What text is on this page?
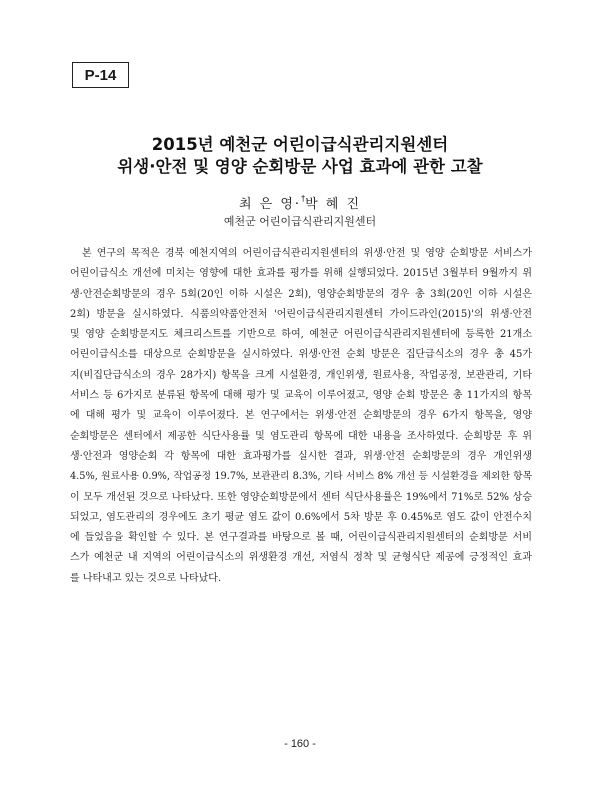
P-14
2015년 예천군 어린이급식관리지원센터
위생·안전 및 영양 순회방문 사업 효과에 관한 고찰
최 은 영·†박 혜 진
예천군 어린이급식관리지원센터
본 연구의 목적은 경북 예천지역의 어린이급식관리지원센터의 위생·안전 및 영양 순회방문 서비스가
어린이급식소 개선에 미치는 영향에 대한 효과를 평가를 위해 실행되었다. 2015년 3월부터 9월까지 위
생·안전순회방문의 경우 5회(20인 이하 시설은 2회), 영양순회방문의 경우 총 3회(20인 이하 시설은
2회) 방문을 실시하였다. 식품의약품안전처 '어린이급식관리지원센터 가이드라인(2015)'의 위생·안전
및 영양 순회방문지도 체크리스트를 기반으로 하여, 예천군 어린이급식관리지원센터에 등록한 21개소
어린이급식소를 대상으로 순회방문을 실시하였다. 위생·안전 순회 방문은 집단급식소의 경우 총 45가
지(비집단급식소의 경우 28가지) 항목을 크게 시설환경, 개인위생, 원료사용, 작업공정, 보관관리, 기타
서비스 등 6가지로 분류된 항목에 대해 평가 및 교육이 이루어졌고, 영양 순회 방문은 총 11가지의 항목
에 대해 평가 및 교육이 이루어졌다. 본 연구에서는 위생·안전 순회방문의 경우 6가지 항목을, 영양
순회방문은 센터에서 제공한 식단사용률 및 염도관리 항목에 대한 내용을 조사하였다. 순회방문 후 위
생·안전과 영양순회 각 항목에 대한 효과평가를 실시한 결과, 위생·안전 순회방문의 경우 개인위생
4.5%, 원료사용 0.9%, 작업공정 19.7%, 보관관리 8.3%, 기타 서비스 8% 개선 등 시설환경을 제외한 항목
이 모두 개선된 것으로 나타났다. 또한 영양순회방문에서 센터 식단사용률은 19%에서 71%로 52% 상승
되었고, 염도관리의 경우에도 초기 평균 염도 값이 0.6%에서 5차 방문 후 0.45%로 염도 값이 안전수치
에 들었음을 확인할 수 있다. 본 연구결과를 바탕으로 볼 때, 어린이급식관리지원센터의 순회방문 서비
스가 예천군 내 지역의 어린이급식소의 위생환경 개선, 저염식 정착 및 균형식단 제공에 긍정적인 효과
를 나타내고 있는 것으로 나타났다.
- 160 -
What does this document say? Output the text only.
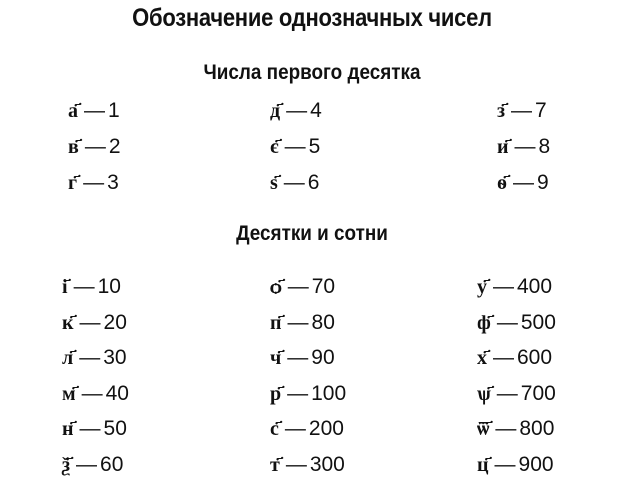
Обозначение однозначных чисел
Числа первого десятка
а҃ — 1
в҃ — 2
г҃ — 3
д҃ — 4
є҃ — 5
ѕ҃ — 6
з҃ — 7
и҃ — 8
ѳ҃ — 9
Десятки и сотни
і҃ — 10
к҃ — 20
л҃ — 30
м҃ — 40
н҃ — 50
ѯ҃ — 60
ѻ҃ — 70
п҃ — 80
ч҃ — 90
р҃ — 100
с҃ — 200
т҃ — 300
у҃ — 400
ф҃ — 500
х҃ — 600
ѱ҃ — 700
ѿ҃ — 800
ц҃ — 900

* **Your instructions**: Your task is to set down the records shown above exactly, minus any pictures.

* **Correct result**:
What text is on this page?
P-14
2015년 예천군 어린이급식관리지원센터
위생·안전 및 영양 순회방문 사업 효과에 관한 고찰
최 은 영·†박 혜 진
예천군 어린이급식관리지원센터
본 연구의 목적은 경북 예천지역의 어린이급식관리지원센터의 위생·안전 및 영양 순회방문 서비스가
어린이급식소 개선에 미치는 영향에 대한 효과를 평가를 위해 실행되었다. 2015년 3월부터 9월까지 위
생·안전순회방문의 경우 5회(20인 이하 시설은 2회), 영양순회방문의 경우 총 3회(20인 이하 시설은
2회) 방문을 실시하였다. 식품의약품안전처 '어린이급식관리지원센터 가이드라인(2015)'의 위생·안전
및 영양 순회방문지도 체크리스트를 기반으로 하여, 예천군 어린이급식관리지원센터에 등록한 21개소
어린이급식소를 대상으로 순회방문을 실시하였다. 위생·안전 순회 방문은 집단급식소의 경우 총 45가
지(비집단급식소의 경우 28가지) 항목을 크게 시설환경, 개인위생, 원료사용, 작업공정, 보관관리, 기타
서비스 등 6가지로 분류된 항목에 대해 평가 및 교육이 이루어졌고, 영양 순회 방문은 총 11가지의 항목
에 대해 평가 및 교육이 이루어졌다. 본 연구에서는 위생·안전 순회방문의 경우 6가지 항목을, 영양
순회방문은 센터에서 제공한 식단사용률 및 염도관리 항목에 대한 내용을 조사하였다. 순회방문 후 위
생·안전과 영양순회 각 항목에 대한 효과평가를 실시한 결과, 위생·안전 순회방문의 경우 개인위생
4.5%, 원료사용 0.9%, 작업공정 19.7%, 보관관리 8.3%, 기타 서비스 8% 개선 등 시설환경을 제외한 항목
이 모두 개선된 것으로 나타났다. 또한 영양순회방문에서 센터 식단사용률은 19%에서 71%로 52% 상승
되었고, 염도관리의 경우에도 초기 평균 염도 값이 0.6%에서 5차 방문 후 0.45%로 염도 값이 안전수치
에 들었음을 확인할 수 있다. 본 연구결과를 바탕으로 볼 때, 어린이급식관리지원센터의 순회방문 서비
스가 예천군 내 지역의 어린이급식소의 위생환경 개선, 저염식 정착 및 균형식단 제공에 긍정적인 효과
를 나타내고 있는 것으로 나타났다.
- 160 -
What does this document say? Output the text only.
Обозначение однозначных чисел
Числа первого десятка
а҃ — 1
в҃ — 2
г҃ — 3
д҃ — 4
є҃ — 5
ѕ҃ — 6
з҃ — 7
и҃ — 8
ѳ҃ — 9
Десятки и сотни
і҃ — 10
к҃ — 20
л҃ — 30
м҃ — 40
н҃ — 50
ѯ҃ — 60
ѻ҃ — 70
п҃ — 80
ч҃ — 90
р҃ — 100
с҃ — 200
т҃ — 300
у҃ — 400
ф҃ — 500
х҃ — 600
ѱ҃ — 700
ѿ҃ — 800
ц҃ — 900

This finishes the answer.